-- Begin Source records --
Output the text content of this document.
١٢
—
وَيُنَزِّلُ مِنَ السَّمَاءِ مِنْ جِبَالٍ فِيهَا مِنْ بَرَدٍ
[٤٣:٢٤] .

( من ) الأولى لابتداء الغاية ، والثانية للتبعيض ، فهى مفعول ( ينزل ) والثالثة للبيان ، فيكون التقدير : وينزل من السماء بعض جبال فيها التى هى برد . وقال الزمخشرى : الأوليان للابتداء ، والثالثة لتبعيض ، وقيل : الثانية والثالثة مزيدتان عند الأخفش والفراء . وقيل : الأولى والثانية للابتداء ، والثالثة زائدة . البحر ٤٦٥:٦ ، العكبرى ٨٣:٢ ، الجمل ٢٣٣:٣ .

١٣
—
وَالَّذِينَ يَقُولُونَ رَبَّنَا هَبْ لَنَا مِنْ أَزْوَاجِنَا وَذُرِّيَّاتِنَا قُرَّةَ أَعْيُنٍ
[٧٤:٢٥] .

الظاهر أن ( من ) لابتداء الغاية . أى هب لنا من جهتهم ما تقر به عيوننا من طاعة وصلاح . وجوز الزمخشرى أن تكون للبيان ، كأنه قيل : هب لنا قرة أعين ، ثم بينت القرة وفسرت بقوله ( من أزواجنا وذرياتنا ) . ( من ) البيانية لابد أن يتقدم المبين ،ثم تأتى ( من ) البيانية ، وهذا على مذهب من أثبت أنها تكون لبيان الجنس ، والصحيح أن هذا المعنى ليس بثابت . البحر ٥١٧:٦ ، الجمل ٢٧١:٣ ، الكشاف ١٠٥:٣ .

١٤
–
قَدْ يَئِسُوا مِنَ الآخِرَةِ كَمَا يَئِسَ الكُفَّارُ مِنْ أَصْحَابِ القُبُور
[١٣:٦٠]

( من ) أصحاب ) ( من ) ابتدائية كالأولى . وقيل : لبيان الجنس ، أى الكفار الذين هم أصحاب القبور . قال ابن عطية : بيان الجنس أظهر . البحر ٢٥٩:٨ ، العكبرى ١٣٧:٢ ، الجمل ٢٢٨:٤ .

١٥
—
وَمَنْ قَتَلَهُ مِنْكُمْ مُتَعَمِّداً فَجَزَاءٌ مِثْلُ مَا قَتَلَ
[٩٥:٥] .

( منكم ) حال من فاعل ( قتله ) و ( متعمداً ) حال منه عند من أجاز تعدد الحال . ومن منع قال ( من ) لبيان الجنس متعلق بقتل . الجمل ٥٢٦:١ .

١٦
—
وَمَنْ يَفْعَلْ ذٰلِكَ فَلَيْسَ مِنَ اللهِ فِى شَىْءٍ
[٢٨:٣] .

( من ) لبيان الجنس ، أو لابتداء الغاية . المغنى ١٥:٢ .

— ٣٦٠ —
-- End Source records --
(Task objective): Each of the records should be retyped exactly.

(Finished answer):
Output the text content of this document.
١٢
—
وَيُنَزِّلُ مِنَ السَّمَاءِ مِنْ جِبَالٍ فِيهَا مِنْ بَرَدٍ
[٤٣:٢٤] .

( من ) الأولى لابتداء الغاية ، والثانية للتبعيض ، فهى مفعول ( ينزل ) والثالثة للبيان ، فيكون التقدير : وينزل من السماء بعض جبال فيها التى هى برد . وقال الزمخشرى : الأوليان للابتداء ، والثالثة لتبعيض ، وقيل : الثانية والثالثة مزيدتان عند الأخفش والفراء . وقيل : الأولى والثانية للابتداء ، والثالثة زائدة . البحر ٤٦٥:٦ ، العكبرى ٨٣:٢ ، الجمل ٢٣٣:٣ .

١٣
—
وَالَّذِينَ يَقُولُونَ رَبَّنَا هَبْ لَنَا مِنْ أَزْوَاجِنَا وَذُرِّيَّاتِنَا قُرَّةَ أَعْيُنٍ
[٧٤:٢٥] .

الظاهر أن ( من ) لابتداء الغاية . أى هب لنا من جهتهم ما تقر به عيوننا من طاعة وصلاح . وجوز الزمخشرى أن تكون للبيان ، كأنه قيل : هب لنا قرة أعين ، ثم بينت القرة وفسرت بقوله ( من أزواجنا وذرياتنا ) . ( من ) البيانية لابد أن يتقدم المبين ،ثم تأتى ( من ) البيانية ، وهذا على مذهب من أثبت أنها تكون لبيان الجنس ، والصحيح أن هذا المعنى ليس بثابت . البحر ٥١٧:٦ ، الجمل ٢٧١:٣ ، الكشاف ١٠٥:٣ .

١٤
–
قَدْ يَئِسُوا مِنَ الآخِرَةِ كَمَا يَئِسَ الكُفَّارُ مِنْ أَصْحَابِ القُبُور
[١٣:٦٠]

( من ) أصحاب ) ( من ) ابتدائية كالأولى . وقيل : لبيان الجنس ، أى الكفار الذين هم أصحاب القبور . قال ابن عطية : بيان الجنس أظهر . البحر ٢٥٩:٨ ، العكبرى ١٣٧:٢ ، الجمل ٢٢٨:٤ .

١٥
—
وَمَنْ قَتَلَهُ مِنْكُمْ مُتَعَمِّداً فَجَزَاءٌ مِثْلُ مَا قَتَلَ
[٩٥:٥] .

( منكم ) حال من فاعل ( قتله ) و ( متعمداً ) حال منه عند من أجاز تعدد الحال . ومن منع قال ( من ) لبيان الجنس متعلق بقتل . الجمل ٥٢٦:١ .

١٦
—
وَمَنْ يَفْعَلْ ذٰلِكَ فَلَيْسَ مِنَ اللهِ فِى شَىْءٍ
[٢٨:٣] .

( من ) لبيان الجنس ، أو لابتداء الغاية . المغنى ١٥:٢ .

— ٣٦٠ —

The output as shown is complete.